§ **Set task**: Show all lines from the data that include the word "Activated".

§ **Materials provided**:
- - -

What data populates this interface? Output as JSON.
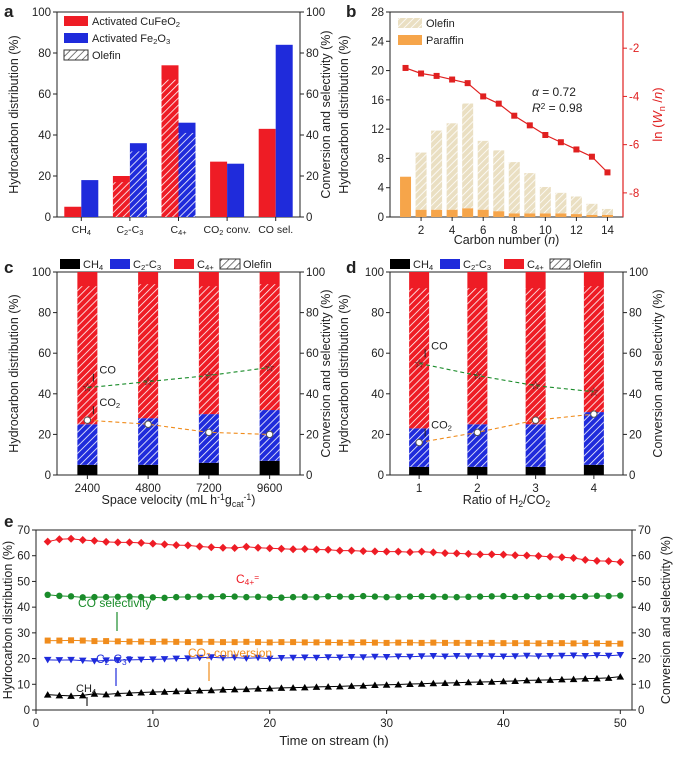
{
  "colors": {
    "red": "#ee1c25",
    "blue": "#1f2bdb",
    "black": "#000000",
    "olefin_beige": "#eadfc2",
    "paraffin_orange": "#f6a54a",
    "ln_red": "#e02020",
    "green": "#1a8c2a",
    "orange": "#f08c1c"
  },
  "chart_data": [
    {
      "panel": "a",
      "type": "bar",
      "categories": [
        "CH4",
        "C2-C3",
        "C4+",
        "CO2 conv.",
        "CO sel."
      ],
      "category_labels": [
        {
          "main": "CH",
          "sub": "4",
          "sup": ""
        },
        {
          "main": "C",
          "sub": "2",
          "sup": "",
          "main2": "-C",
          "sub2": "3"
        },
        {
          "main": "C",
          "sub": "4+",
          "sup": ""
        },
        {
          "main": "CO",
          "sub": "2",
          "sup": "",
          "main2": " conv.",
          "sub2": ""
        },
        {
          "main": "CO sel.",
          "sub": "",
          "sup": ""
        }
      ],
      "series": [
        {
          "name": "Activated CuFeO2",
          "legend_main": "Activated CuFeO",
          "legend_sub": "2",
          "color": "red",
          "values": [
            5,
            20,
            74,
            27,
            43
          ],
          "olefin": [
            0,
            17,
            67,
            0,
            0
          ]
        },
        {
          "name": "Activated Fe2O3",
          "legend_main": "Activated Fe",
          "legend_sub": "2",
          "legend_main2": "O",
          "legend_sub2": "3",
          "color": "blue",
          "values": [
            18,
            36,
            46,
            26,
            84
          ],
          "olefin": [
            0,
            32,
            41,
            0,
            0
          ]
        }
      ],
      "legend_olefin": "Olefin",
      "ylabel": "Hydrocarbon distribution (%)",
      "y2label": "Conversion and selectivity (%)",
      "ylim": [
        0,
        100
      ],
      "y2lim": [
        0,
        100
      ],
      "yticks": [
        0,
        20,
        40,
        60,
        80,
        100
      ]
    },
    {
      "panel": "b",
      "type": "bar+line",
      "x": [
        1,
        2,
        3,
        4,
        5,
        6,
        7,
        8,
        9,
        10,
        11,
        12,
        13,
        14
      ],
      "olefin": [
        0,
        7.8,
        10.8,
        11.8,
        14.3,
        9.4,
        8.3,
        7.0,
        5.5,
        3.6,
        2.8,
        2.4,
        1.5,
        0.8
      ],
      "paraffin": [
        5.5,
        1.0,
        1.0,
        1.0,
        1.2,
        1.0,
        0.8,
        0.5,
        0.5,
        0.5,
        0.5,
        0.4,
        0.3,
        0.3
      ],
      "ln_wn": [
        -2.82,
        -3.05,
        -3.15,
        -3.3,
        -3.45,
        -4.0,
        -4.3,
        -4.8,
        -5.2,
        -5.6,
        -5.9,
        -6.2,
        -6.5,
        -7.15
      ],
      "legend": [
        "Olefin",
        "Paraffin"
      ],
      "annotation_alpha": "= 0.72",
      "annotation_r2": "= 0.98",
      "xlabel": "Carbon number (n)",
      "xlabel_main": "Carbon number (",
      "xlabel_var": "n",
      "xlabel_end": ")",
      "ylabel": "Hydrocarbon distribution (%)",
      "y2label_main": "ln (",
      "y2label_var": "W",
      "y2label_sub": "n",
      "y2label_mid": " /",
      "y2label_var2": "n",
      "y2label_end": ")",
      "xticks": [
        2,
        4,
        6,
        8,
        10,
        12,
        14
      ],
      "xlim": [
        0,
        15
      ],
      "ylim": [
        0,
        28
      ],
      "yticks": [
        0,
        4,
        8,
        12,
        16,
        20,
        24,
        28
      ],
      "y2lim": [
        -9,
        -0.5
      ],
      "y2ticks": [
        -2,
        -4,
        -6,
        -8
      ]
    },
    {
      "panel": "c",
      "type": "stacked-bar+line",
      "categories": [
        "2400",
        "4800",
        "7200",
        "9600"
      ],
      "ch4": [
        5,
        5,
        6,
        7
      ],
      "c2c3": [
        20,
        23,
        24,
        25
      ],
      "c4": [
        75,
        72,
        70,
        68
      ],
      "c2c3_olefin": [
        20,
        23,
        24,
        25
      ],
      "c4_olefin": [
        68,
        66,
        63,
        62
      ],
      "co": [
        43,
        46,
        49,
        53
      ],
      "co2": [
        27,
        25,
        21,
        20
      ],
      "legend": [
        "CH4",
        "C2-C3",
        "C4+",
        "Olefin"
      ],
      "label_co": "CO",
      "label_co2_main": "CO",
      "label_co2_sub": "2",
      "xlabel_main": "Space velocity (mL h",
      "xlabel_sup": "-1",
      "xlabel_mid": "g",
      "xlabel_sub": "cat",
      "xlabel_sup2": "-1",
      "xlabel_end": ")",
      "ylabel": "Hydrocarbon distribution (%)",
      "y2label": "Conversion and selectivity (%)",
      "ylim": [
        0,
        100
      ],
      "yticks": [
        0,
        20,
        40,
        60,
        80,
        100
      ]
    },
    {
      "panel": "d",
      "type": "stacked-bar+line",
      "categories": [
        "1",
        "2",
        "3",
        "4"
      ],
      "ch4": [
        4,
        4,
        4,
        5
      ],
      "c2c3": [
        19,
        21,
        21,
        26
      ],
      "c4": [
        77,
        75,
        75,
        69
      ],
      "c2c3_olefin": [
        19,
        21,
        21,
        26
      ],
      "c4_olefin": [
        69,
        67,
        67,
        62
      ],
      "co": [
        55,
        49,
        44,
        41
      ],
      "co2": [
        16,
        21,
        27,
        30
      ],
      "legend": [
        "CH4",
        "C2-C3",
        "C4+",
        "Olefin"
      ],
      "label_co": "CO",
      "label_co2_main": "CO",
      "label_co2_sub": "2",
      "xlabel_main": "Ratio of H",
      "xlabel_sub": "2",
      "xlabel_end": "/CO",
      "xlabel_sub2": "2",
      "ylabel": "Hydrocarbon distribution (%)",
      "y2label": "Conversion and selectivity (%)",
      "ylim": [
        0,
        100
      ],
      "yticks": [
        0,
        20,
        40,
        60,
        80,
        100
      ]
    },
    {
      "panel": "e",
      "type": "line",
      "x": [
        1,
        2,
        3,
        4,
        5,
        6,
        7,
        8,
        9,
        10,
        11,
        12,
        13,
        14,
        15,
        16,
        17,
        18,
        19,
        20,
        21,
        22,
        23,
        24,
        25,
        26,
        27,
        28,
        29,
        30,
        31,
        32,
        33,
        34,
        35,
        36,
        37,
        38,
        39,
        40,
        41,
        42,
        43,
        44,
        45,
        46,
        47,
        48,
        49,
        50
      ],
      "series": [
        {
          "name": "C4+=",
          "label_main": "C",
          "label_sub": "4+",
          "label_sup": "=",
          "marker": "diamond",
          "color": "red",
          "values": [
            65.5,
            66.4,
            66.6,
            66.1,
            65.8,
            65.4,
            65.2,
            65.2,
            65.0,
            64.7,
            64.4,
            64.1,
            64.0,
            63.6,
            63.3,
            63.1,
            63.0,
            63.5,
            63.1,
            62.9,
            62.7,
            62.5,
            62.6,
            62.4,
            62.3,
            62.0,
            62.0,
            61.8,
            61.7,
            61.6,
            61.6,
            61.4,
            61.6,
            61.3,
            61.0,
            60.9,
            60.7,
            60.5,
            60.5,
            60.4,
            60.2,
            60.1,
            59.9,
            59.6,
            59.4,
            59.1,
            58.4,
            58.0,
            57.9,
            57.5
          ]
        },
        {
          "name": "CO selectivity",
          "label": "CO selectivity",
          "marker": "circle",
          "color": "green",
          "values": [
            44.8,
            44.4,
            44.2,
            43.8,
            43.9,
            43.9,
            44.0,
            44.1,
            43.9,
            43.8,
            43.6,
            43.9,
            44.0,
            44.1,
            44.0,
            44.2,
            44.1,
            43.9,
            44.0,
            43.8,
            43.7,
            43.9,
            44.0,
            43.9,
            44.2,
            44.1,
            44.0,
            44.3,
            44.1,
            43.9,
            44.0,
            44.1,
            44.2,
            44.1,
            44.0,
            43.9,
            44.0,
            44.1,
            44.2,
            44.3,
            44.0,
            44.2,
            44.1,
            44.3,
            44.2,
            44.1,
            44.2,
            44.4,
            44.3,
            44.5
          ]
        },
        {
          "name": "CO2 conversion",
          "label_main": "CO",
          "label_sub": "2",
          "label_end": " conversion",
          "marker": "square",
          "color": "orange",
          "values": [
            27.0,
            27.0,
            27.1,
            27.0,
            26.8,
            26.8,
            26.7,
            26.6,
            26.6,
            26.5,
            26.6,
            26.5,
            26.4,
            26.5,
            26.5,
            26.4,
            26.4,
            26.5,
            26.4,
            26.3,
            26.4,
            26.4,
            26.3,
            26.3,
            26.3,
            26.2,
            26.2,
            26.3,
            26.2,
            26.1,
            26.2,
            26.2,
            26.1,
            26.2,
            26.1,
            26.1,
            26.1,
            26.0,
            26.1,
            26.0,
            26.0,
            26.0,
            25.9,
            26.0,
            26.0,
            25.9,
            26.0,
            25.9,
            25.8,
            25.8
          ]
        },
        {
          "name": "C2-C3=",
          "label_main": "C",
          "label_sub": "2",
          "label_mid": "-C",
          "label_sub2": "3",
          "label_sup": "=",
          "marker": "triangle-down",
          "color": "blue",
          "values": [
            19.5,
            19.4,
            19.5,
            19.2,
            19.0,
            19.3,
            19.4,
            19.5,
            19.6,
            19.7,
            19.8,
            20.0,
            20.1,
            20.3,
            20.5,
            20.2,
            20.4,
            20.1,
            20.3,
            20.0,
            20.2,
            20.3,
            20.4,
            20.3,
            20.5,
            20.4,
            20.6,
            20.5,
            20.7,
            20.6,
            20.8,
            20.7,
            20.9,
            21.0,
            20.8,
            21.0,
            20.9,
            21.0,
            20.9,
            20.8,
            20.9,
            21.1,
            20.9,
            21.0,
            21.1,
            21.2,
            21.0,
            21.3,
            21.1,
            21.4
          ]
        },
        {
          "name": "CH4",
          "label_main": "CH",
          "label_sub": "4",
          "marker": "triangle-up",
          "color": "black",
          "values": [
            6.0,
            5.7,
            5.5,
            5.7,
            6.3,
            6.1,
            6.4,
            6.6,
            6.8,
            7.0,
            7.1,
            7.3,
            7.4,
            7.6,
            7.7,
            7.9,
            8.0,
            8.1,
            8.3,
            8.4,
            8.6,
            8.7,
            8.8,
            9.0,
            9.1,
            9.2,
            9.4,
            9.5,
            9.7,
            9.8,
            9.9,
            10.1,
            10.2,
            10.4,
            10.5,
            10.6,
            10.8,
            10.9,
            11.0,
            11.2,
            11.3,
            11.5,
            11.6,
            11.7,
            11.9,
            12.0,
            12.2,
            12.3,
            12.5,
            13.0
          ]
        }
      ],
      "xlabel": "Time on stream (h)",
      "ylabel": "Hydrocarbon distribution (%)",
      "y2label": "Conversion and selectivity (%)",
      "xticks": [
        0,
        10,
        20,
        30,
        40,
        50
      ],
      "xlim": [
        0,
        51
      ],
      "ylim": [
        0,
        70
      ],
      "yticks": [
        0,
        10,
        20,
        30,
        40,
        50,
        60,
        70
      ]
    }
  ]
}
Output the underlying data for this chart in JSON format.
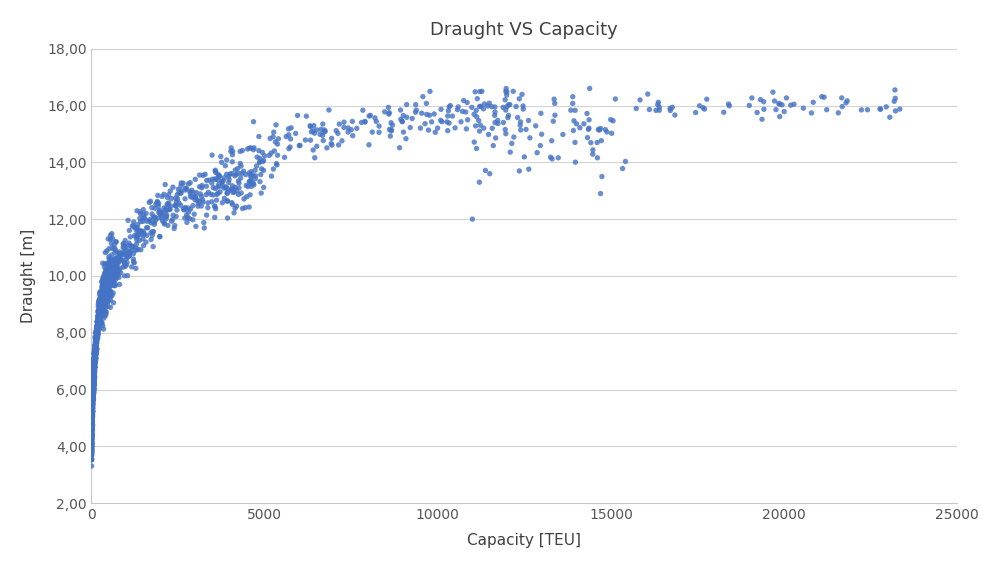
{
  "title": "Draught VS Capacity",
  "xlabel": "Capacity [TEU]",
  "ylabel": "Draught [m]",
  "dot_color": "#4472C4",
  "dot_size": 15,
  "dot_alpha": 0.8,
  "xlim": [
    0,
    25000
  ],
  "ylim": [
    2.0,
    18.0
  ],
  "xticks": [
    0,
    5000,
    10000,
    15000,
    20000,
    25000
  ],
  "yticks": [
    2.0,
    4.0,
    6.0,
    8.0,
    10.0,
    12.0,
    14.0,
    16.0,
    18.0
  ],
  "background_color": "#FFFFFF",
  "grid_color": "#D3D3D3",
  "title_fontsize": 13,
  "axis_label_fontsize": 11,
  "tick_fontsize": 10
}
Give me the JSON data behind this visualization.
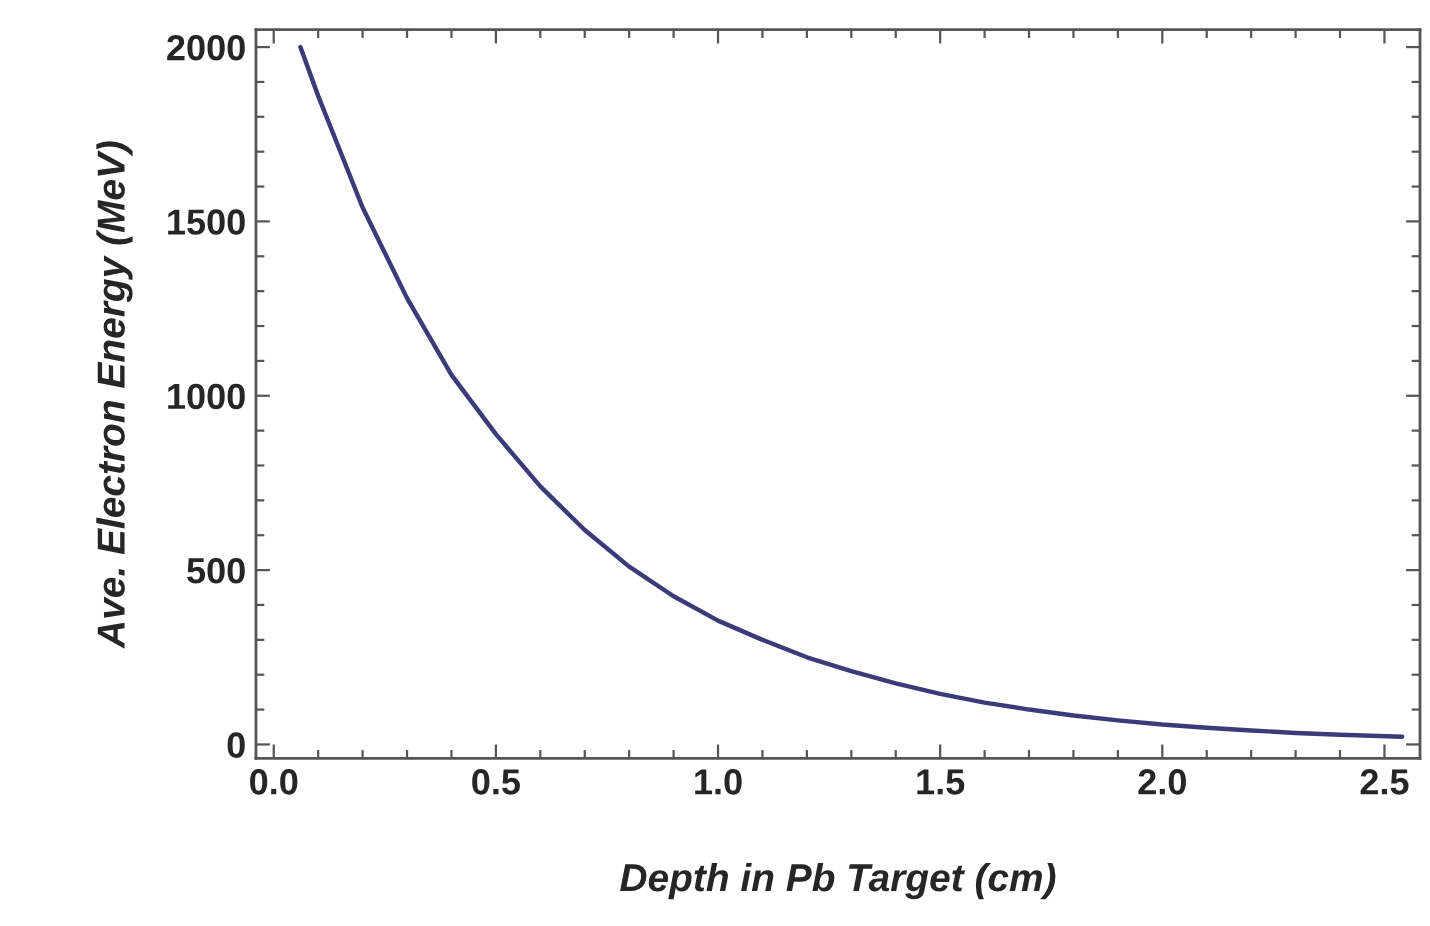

- - -

§ **Expected output**:
          "name": "Activated CuFeO2",
          "legend_main": "Activated CuFeO",
          "name": "Activated Fe2O3",
          "legend_main": "Activated Fe",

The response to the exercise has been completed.